*RECORDS*:
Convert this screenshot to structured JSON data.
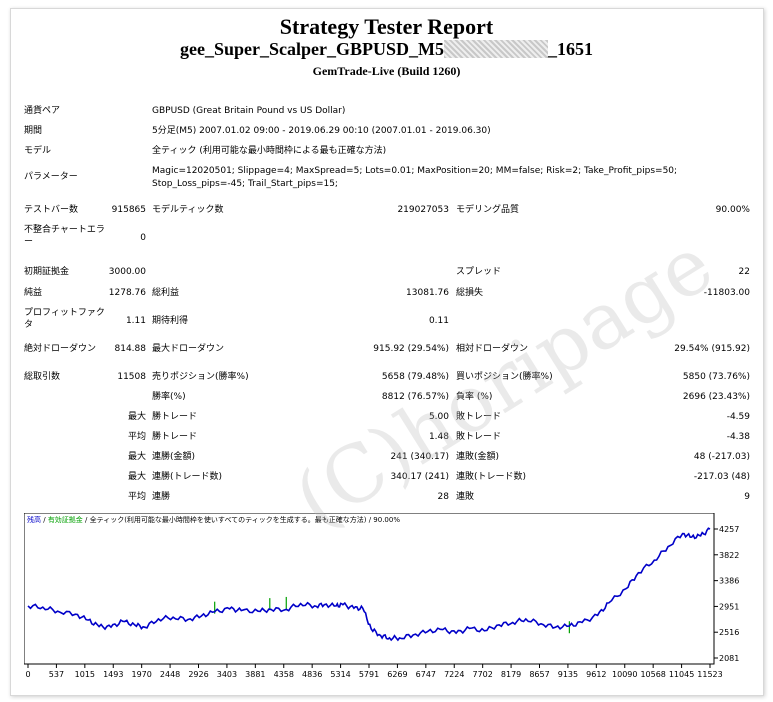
{
  "header": {
    "title": "Strategy Tester Report",
    "ea_name_prefix": "gee_Super_Scalper_GBPUSD_M5",
    "ea_name_suffix": "_1651",
    "build": "GemTrade-Live (Build 1260)"
  },
  "info": {
    "pair_label": "通貨ペア",
    "pair_value": "GBPUSD (Great Britain Pound vs US Dollar)",
    "period_label": "期間",
    "period_value": "5分足(M5) 2007.01.02 09:00 - 2019.06.29 00:10 (2007.01.01 - 2019.06.30)",
    "model_label": "モデル",
    "model_value": "全ティック (利用可能な最小時間枠による最も正確な方法)",
    "params_label": "パラメーター",
    "params_line1": "Magic=12020501; Slippage=4; MaxSpread=5; Lots=0.01; MaxPosition=20; MM=false; Risk=2; Take_Profit_pips=50;",
    "params_line2": "Stop_Loss_pips=-45; Trail_Start_pips=15;"
  },
  "stats": {
    "bars_label": "テストバー数",
    "bars_value": "915865",
    "ticks_label": "モデルティック数",
    "ticks_value": "219027053",
    "quality_label": "モデリング品質",
    "quality_value": "90.00%",
    "mismatch_label": "不整合チャートエラー",
    "mismatch_value": "0",
    "deposit_label": "初期証拠金",
    "deposit_value": "3000.00",
    "spread_label": "スプレッド",
    "spread_value": "22",
    "net_label": "純益",
    "net_value": "1278.76",
    "gross_profit_label": "総利益",
    "gross_profit_value": "13081.76",
    "gross_loss_label": "総損失",
    "gross_loss_value": "-11803.00",
    "pf_label": "プロフィットファクタ",
    "pf_value": "1.11",
    "expected_label": "期待利得",
    "expected_value": "0.11",
    "abs_dd_label": "絶対ドローダウン",
    "abs_dd_value": "814.88",
    "max_dd_label": "最大ドローダウン",
    "max_dd_value": "915.92 (29.54%)",
    "rel_dd_label": "相対ドローダウン",
    "rel_dd_value": "29.54% (915.92)",
    "total_trades_label": "総取引数",
    "total_trades_value": "11508",
    "short_label": "売りポジション(勝率%)",
    "short_value": "5658 (79.48%)",
    "long_label": "買いポジション(勝率%)",
    "long_value": "5850 (73.76%)",
    "win_pct_label": "勝率(%)",
    "win_pct_value": "8812 (76.57%)",
    "loss_pct_label": "負率 (%)",
    "loss_pct_value": "2696 (23.43%)",
    "max_word": "最大",
    "avg_word": "平均",
    "win_trade_label": "勝トレード",
    "max_win_value": "5.00",
    "loss_trade_label": "敗トレード",
    "max_loss_value": "-4.59",
    "avg_win_value": "1.48",
    "avg_loss_value": "-4.38",
    "consec_win_amt_label": "連勝(金額)",
    "consec_win_amt_value": "241 (340.17)",
    "consec_loss_amt_label": "連敗(金額)",
    "consec_loss_amt_value": "48 (-217.03)",
    "consec_win_cnt_label": "連勝(トレード数)",
    "consec_win_cnt_value": "340.17 (241)",
    "consec_loss_cnt_label": "連敗(トレード数)",
    "consec_loss_cnt_value": "-217.03 (48)",
    "avg_consec_win_label": "連勝",
    "avg_consec_win_value": "28",
    "avg_consec_loss_label": "連敗",
    "avg_consec_loss_value": "9"
  },
  "watermark": "(C)horipage",
  "chart_legend": {
    "balance": "残高",
    "sep1": " / ",
    "margin": "有効証拠金",
    "rest": " / 全ティック(利用可能な最小時間枠を使いすべてのティックを生成する。最も正確な方法) / 90.00%"
  },
  "colors": {
    "balance_line": "#0000c8",
    "margin_marks": "#00a000",
    "legend_balance": "#0000c8",
    "legend_margin": "#00a000"
  },
  "chart_data": {
    "type": "line",
    "x_ticks": [
      "0",
      "537",
      "1015",
      "1493",
      "1970",
      "2448",
      "2926",
      "3403",
      "3881",
      "4358",
      "4836",
      "5314",
      "5791",
      "6269",
      "6747",
      "7224",
      "7702",
      "8179",
      "8657",
      "9135",
      "9612",
      "10090",
      "10568",
      "11045",
      "11523"
    ],
    "y_ticks": [
      "4257",
      "3822",
      "3386",
      "2951",
      "2516",
      "2081"
    ],
    "ylim": [
      2081,
      4257
    ],
    "xlim": [
      0,
      11508
    ],
    "series": [
      {
        "name": "残高",
        "x": [
          0,
          250,
          500,
          800,
          1015,
          1200,
          1400,
          1600,
          1800,
          1970,
          2200,
          2448,
          2700,
          2926,
          3150,
          3403,
          3600,
          3881,
          4100,
          4358,
          4600,
          4836,
          5000,
          5200,
          5314,
          5500,
          5650,
          5791,
          5950,
          6100,
          6269,
          6500,
          6747,
          7000,
          7224,
          7450,
          7702,
          7950,
          8179,
          8400,
          8657,
          8900,
          9135,
          9350,
          9612,
          9800,
          10090,
          10300,
          10568,
          10800,
          11045,
          11200,
          11350,
          11508
        ],
        "y": [
          2960,
          2940,
          2870,
          2820,
          2720,
          2610,
          2600,
          2700,
          2640,
          2600,
          2740,
          2770,
          2730,
          2790,
          2860,
          2910,
          2880,
          2870,
          2900,
          2900,
          3000,
          2960,
          2980,
          2960,
          2980,
          2920,
          2920,
          2570,
          2460,
          2420,
          2420,
          2470,
          2530,
          2560,
          2500,
          2580,
          2540,
          2640,
          2680,
          2740,
          2660,
          2600,
          2620,
          2680,
          2800,
          3010,
          3250,
          3520,
          3730,
          3960,
          4180,
          4120,
          4140,
          4257
        ]
      }
    ]
  }
}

*REQUIRED TASK*: Leave out the pictures and output every record above precisely as given.

*FINISHED ANSWER*:
Convert this screenshot to structured JSON data.
{
  "header": {
    "title": "Strategy Tester Report",
    "ea_name_prefix": "gee_Super_Scalper_GBPUSD_M5",
    "ea_name_suffix": "_1651",
    "build": "GemTrade-Live (Build 1260)"
  },
  "info": {
    "pair_label": "通貨ペア",
    "pair_value": "GBPUSD (Great Britain Pound vs US Dollar)",
    "period_label": "期間",
    "period_value": "5分足(M5) 2007.01.02 09:00 - 2019.06.29 00:10 (2007.01.01 - 2019.06.30)",
    "model_label": "モデル",
    "model_value": "全ティック (利用可能な最小時間枠による最も正確な方法)",
    "params_label": "パラメーター",
    "params_line1": "Magic=12020501; Slippage=4; MaxSpread=5; Lots=0.01; MaxPosition=20; MM=false; Risk=2; Take_Profit_pips=50;",
    "params_line2": "Stop_Loss_pips=-45; Trail_Start_pips=15;"
  },
  "stats": {
    "bars_label": "テストバー数",
    "bars_value": "915865",
    "ticks_label": "モデルティック数",
    "ticks_value": "219027053",
    "quality_label": "モデリング品質",
    "quality_value": "90.00%",
    "mismatch_label": "不整合チャートエラー",
    "mismatch_value": "0",
    "deposit_label": "初期証拠金",
    "deposit_value": "3000.00",
    "spread_label": "スプレッド",
    "spread_value": "22",
    "net_label": "純益",
    "net_value": "1278.76",
    "gross_profit_label": "総利益",
    "gross_profit_value": "13081.76",
    "gross_loss_label": "総損失",
    "gross_loss_value": "-11803.00",
    "pf_label": "プロフィットファクタ",
    "pf_value": "1.11",
    "expected_label": "期待利得",
    "expected_value": "0.11",
    "abs_dd_label": "絶対ドローダウン",
    "abs_dd_value": "814.88",
    "max_dd_label": "最大ドローダウン",
    "max_dd_value": "915.92 (29.54%)",
    "rel_dd_label": "相対ドローダウン",
    "rel_dd_value": "29.54% (915.92)",
    "total_trades_label": "総取引数",
    "total_trades_value": "11508",
    "short_label": "売りポジション(勝率%)",
    "short_value": "5658 (79.48%)",
    "long_label": "買いポジション(勝率%)",
    "long_value": "5850 (73.76%)",
    "win_pct_label": "勝率(%)",
    "win_pct_value": "8812 (76.57%)",
    "loss_pct_label": "負率 (%)",
    "loss_pct_value": "2696 (23.43%)",
    "max_word": "最大",
    "avg_word": "平均",
    "win_trade_label": "勝トレード",
    "max_win_value": "5.00",
    "loss_trade_label": "敗トレード",
    "max_loss_value": "-4.59",
    "avg_win_value": "1.48",
    "avg_loss_value": "-4.38",
    "consec_win_amt_label": "連勝(金額)",
    "consec_win_amt_value": "241 (340.17)",
    "consec_loss_amt_label": "連敗(金額)",
    "consec_loss_amt_value": "48 (-217.03)",
    "consec_win_cnt_label": "連勝(トレード数)",
    "consec_win_cnt_value": "340.17 (241)",
    "consec_loss_cnt_label": "連敗(トレード数)",
    "consec_loss_cnt_value": "-217.03 (48)",
    "avg_consec_win_label": "連勝",
    "avg_consec_win_value": "28",
    "avg_consec_loss_label": "連敗",
    "avg_consec_loss_value": "9"
  },
  "watermark": "(C)horipage",
  "chart_legend": {
    "balance": "残高",
    "sep1": " / ",
    "margin": "有効証拠金",
    "rest": " / 全ティック(利用可能な最小時間枠を使いすべてのティックを生成する。最も正確な方法) / 90.00%"
  },
  "colors": {
    "balance_line": "#0000c8",
    "margin_marks": "#00a000",
    "legend_balance": "#0000c8",
    "legend_margin": "#00a000"
  },
  "chart_data": {
    "type": "line",
    "x_ticks": [
      "0",
      "537",
      "1015",
      "1493",
      "1970",
      "2448",
      "2926",
      "3403",
      "3881",
      "4358",
      "4836",
      "5314",
      "5791",
      "6269",
      "6747",
      "7224",
      "7702",
      "8179",
      "8657",
      "9135",
      "9612",
      "10090",
      "10568",
      "11045",
      "11523"
    ],
    "y_ticks": [
      "4257",
      "3822",
      "3386",
      "2951",
      "2516",
      "2081"
    ],
    "ylim": [
      2081,
      4257
    ],
    "xlim": [
      0,
      11508
    ],
    "series": [
      {
        "name": "残高",
        "x": [
          0,
          250,
          500,
          800,
          1015,
          1200,
          1400,
          1600,
          1800,
          1970,
          2200,
          2448,
          2700,
          2926,
          3150,
          3403,
          3600,
          3881,
          4100,
          4358,
          4600,
          4836,
          5000,
          5200,
          5314,
          5500,
          5650,
          5791,
          5950,
          6100,
          6269,
          6500,
          6747,
          7000,
          7224,
          7450,
          7702,
          7950,
          8179,
          8400,
          8657,
          8900,
          9135,
          9350,
          9612,
          9800,
          10090,
          10300,
          10568,
          10800,
          11045,
          11200,
          11350,
          11508
        ],
        "y": [
          2960,
          2940,
          2870,
          2820,
          2720,
          2610,
          2600,
          2700,
          2640,
          2600,
          2740,
          2770,
          2730,
          2790,
          2860,
          2910,
          2880,
          2870,
          2900,
          2900,
          3000,
          2960,
          2980,
          2960,
          2980,
          2920,
          2920,
          2570,
          2460,
          2420,
          2420,
          2470,
          2530,
          2560,
          2500,
          2580,
          2540,
          2640,
          2680,
          2740,
          2660,
          2600,
          2620,
          2680,
          2800,
          3010,
          3250,
          3520,
          3730,
          3960,
          4180,
          4120,
          4140,
          4257
        ]
      }
    ]
  }
}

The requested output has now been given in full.